— START Exercise material —

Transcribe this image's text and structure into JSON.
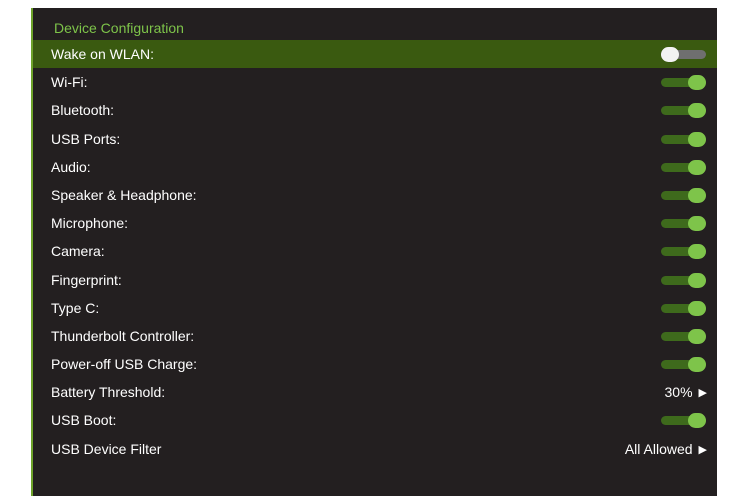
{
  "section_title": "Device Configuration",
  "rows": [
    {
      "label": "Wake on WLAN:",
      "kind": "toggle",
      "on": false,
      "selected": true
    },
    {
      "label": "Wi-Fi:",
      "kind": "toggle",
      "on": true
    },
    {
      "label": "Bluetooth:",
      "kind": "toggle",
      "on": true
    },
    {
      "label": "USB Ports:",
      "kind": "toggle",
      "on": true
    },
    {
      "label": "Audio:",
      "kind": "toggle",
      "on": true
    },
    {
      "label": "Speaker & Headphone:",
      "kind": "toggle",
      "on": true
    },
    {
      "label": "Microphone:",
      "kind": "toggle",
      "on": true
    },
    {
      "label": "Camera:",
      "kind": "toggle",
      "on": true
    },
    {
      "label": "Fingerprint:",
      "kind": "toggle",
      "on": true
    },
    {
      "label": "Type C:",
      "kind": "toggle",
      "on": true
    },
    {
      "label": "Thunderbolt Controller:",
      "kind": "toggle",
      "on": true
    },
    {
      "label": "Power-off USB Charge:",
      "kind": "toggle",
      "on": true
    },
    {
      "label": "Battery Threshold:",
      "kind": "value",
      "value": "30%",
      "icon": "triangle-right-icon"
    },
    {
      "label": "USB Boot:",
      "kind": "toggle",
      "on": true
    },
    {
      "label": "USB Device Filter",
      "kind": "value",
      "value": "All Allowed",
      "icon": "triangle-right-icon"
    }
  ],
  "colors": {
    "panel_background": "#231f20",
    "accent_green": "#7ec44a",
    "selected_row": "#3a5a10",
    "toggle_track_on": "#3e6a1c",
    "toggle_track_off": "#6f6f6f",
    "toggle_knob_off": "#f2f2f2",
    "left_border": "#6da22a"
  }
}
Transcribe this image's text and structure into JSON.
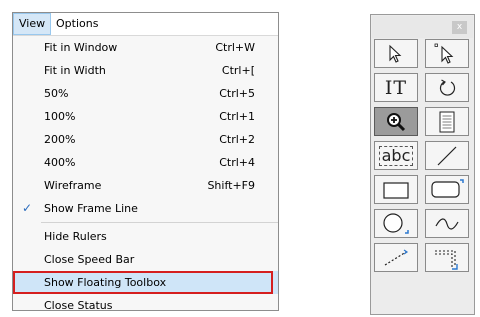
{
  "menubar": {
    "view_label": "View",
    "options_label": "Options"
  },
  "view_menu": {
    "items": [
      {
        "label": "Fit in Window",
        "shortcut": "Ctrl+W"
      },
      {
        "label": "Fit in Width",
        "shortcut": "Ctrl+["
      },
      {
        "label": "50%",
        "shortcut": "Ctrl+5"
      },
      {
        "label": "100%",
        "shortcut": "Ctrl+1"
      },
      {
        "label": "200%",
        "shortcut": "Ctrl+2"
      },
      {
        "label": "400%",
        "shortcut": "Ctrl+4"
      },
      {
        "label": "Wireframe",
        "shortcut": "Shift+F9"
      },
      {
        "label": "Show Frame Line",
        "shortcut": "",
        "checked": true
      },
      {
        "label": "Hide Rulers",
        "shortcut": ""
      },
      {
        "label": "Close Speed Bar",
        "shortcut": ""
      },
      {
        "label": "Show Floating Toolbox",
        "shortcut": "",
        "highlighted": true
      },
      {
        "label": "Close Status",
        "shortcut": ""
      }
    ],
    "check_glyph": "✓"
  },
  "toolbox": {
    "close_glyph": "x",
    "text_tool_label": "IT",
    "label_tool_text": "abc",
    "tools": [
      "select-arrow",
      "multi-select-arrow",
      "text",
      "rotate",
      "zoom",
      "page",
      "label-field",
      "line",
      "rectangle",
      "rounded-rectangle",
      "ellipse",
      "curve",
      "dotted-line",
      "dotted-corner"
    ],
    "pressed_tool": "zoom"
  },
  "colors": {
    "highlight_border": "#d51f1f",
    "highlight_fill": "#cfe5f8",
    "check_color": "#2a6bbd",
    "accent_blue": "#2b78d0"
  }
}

— END Exercise material —

Your instructions = Skip the pictures and transcribe the rest of the records exactly.

Result of this task =
Transcribe this image's text and structure into JSON.
{
  "section_title": "Device Configuration",
  "rows": [
    {
      "label": "Wake on WLAN:",
      "kind": "toggle",
      "on": false,
      "selected": true
    },
    {
      "label": "Wi-Fi:",
      "kind": "toggle",
      "on": true
    },
    {
      "label": "Bluetooth:",
      "kind": "toggle",
      "on": true
    },
    {
      "label": "USB Ports:",
      "kind": "toggle",
      "on": true
    },
    {
      "label": "Audio:",
      "kind": "toggle",
      "on": true
    },
    {
      "label": "Speaker & Headphone:",
      "kind": "toggle",
      "on": true
    },
    {
      "label": "Microphone:",
      "kind": "toggle",
      "on": true
    },
    {
      "label": "Camera:",
      "kind": "toggle",
      "on": true
    },
    {
      "label": "Fingerprint:",
      "kind": "toggle",
      "on": true
    },
    {
      "label": "Type C:",
      "kind": "toggle",
      "on": true
    },
    {
      "label": "Thunderbolt Controller:",
      "kind": "toggle",
      "on": true
    },
    {
      "label": "Power-off USB Charge:",
      "kind": "toggle",
      "on": true
    },
    {
      "label": "Battery Threshold:",
      "kind": "value",
      "value": "30%",
      "icon": "triangle-right-icon"
    },
    {
      "label": "USB Boot:",
      "kind": "toggle",
      "on": true
    },
    {
      "label": "USB Device Filter",
      "kind": "value",
      "value": "All Allowed",
      "icon": "triangle-right-icon"
    }
  ],
  "colors": {
    "panel_background": "#231f20",
    "accent_green": "#7ec44a",
    "selected_row": "#3a5a10",
    "toggle_track_on": "#3e6a1c",
    "toggle_track_off": "#6f6f6f",
    "toggle_knob_off": "#f2f2f2",
    "left_border": "#6da22a"
  }
}
Transcribe this image's text and structure into JSON.
{
  "menubar": {
    "view_label": "View",
    "options_label": "Options"
  },
  "view_menu": {
    "items": [
      {
        "label": "Fit in Window",
        "shortcut": "Ctrl+W"
      },
      {
        "label": "Fit in Width",
        "shortcut": "Ctrl+["
      },
      {
        "label": "50%",
        "shortcut": "Ctrl+5"
      },
      {
        "label": "100%",
        "shortcut": "Ctrl+1"
      },
      {
        "label": "200%",
        "shortcut": "Ctrl+2"
      },
      {
        "label": "400%",
        "shortcut": "Ctrl+4"
      },
      {
        "label": "Wireframe",
        "shortcut": "Shift+F9"
      },
      {
        "label": "Show Frame Line",
        "shortcut": "",
        "checked": true
      },
      {
        "label": "Hide Rulers",
        "shortcut": ""
      },
      {
        "label": "Close Speed Bar",
        "shortcut": ""
      },
      {
        "label": "Show Floating Toolbox",
        "shortcut": "",
        "highlighted": true
      },
      {
        "label": "Close Status",
        "shortcut": ""
      }
    ],
    "check_glyph": "✓"
  },
  "toolbox": {
    "close_glyph": "x",
    "text_tool_label": "IT",
    "label_tool_text": "abc",
    "tools": [
      "select-arrow",
      "multi-select-arrow",
      "text",
      "rotate",
      "zoom",
      "page",
      "label-field",
      "line",
      "rectangle",
      "rounded-rectangle",
      "ellipse",
      "curve",
      "dotted-line",
      "dotted-corner"
    ],
    "pressed_tool": "zoom"
  },
  "colors": {
    "highlight_border": "#d51f1f",
    "highlight_fill": "#cfe5f8",
    "check_color": "#2a6bbd",
    "accent_blue": "#2b78d0"
  }
}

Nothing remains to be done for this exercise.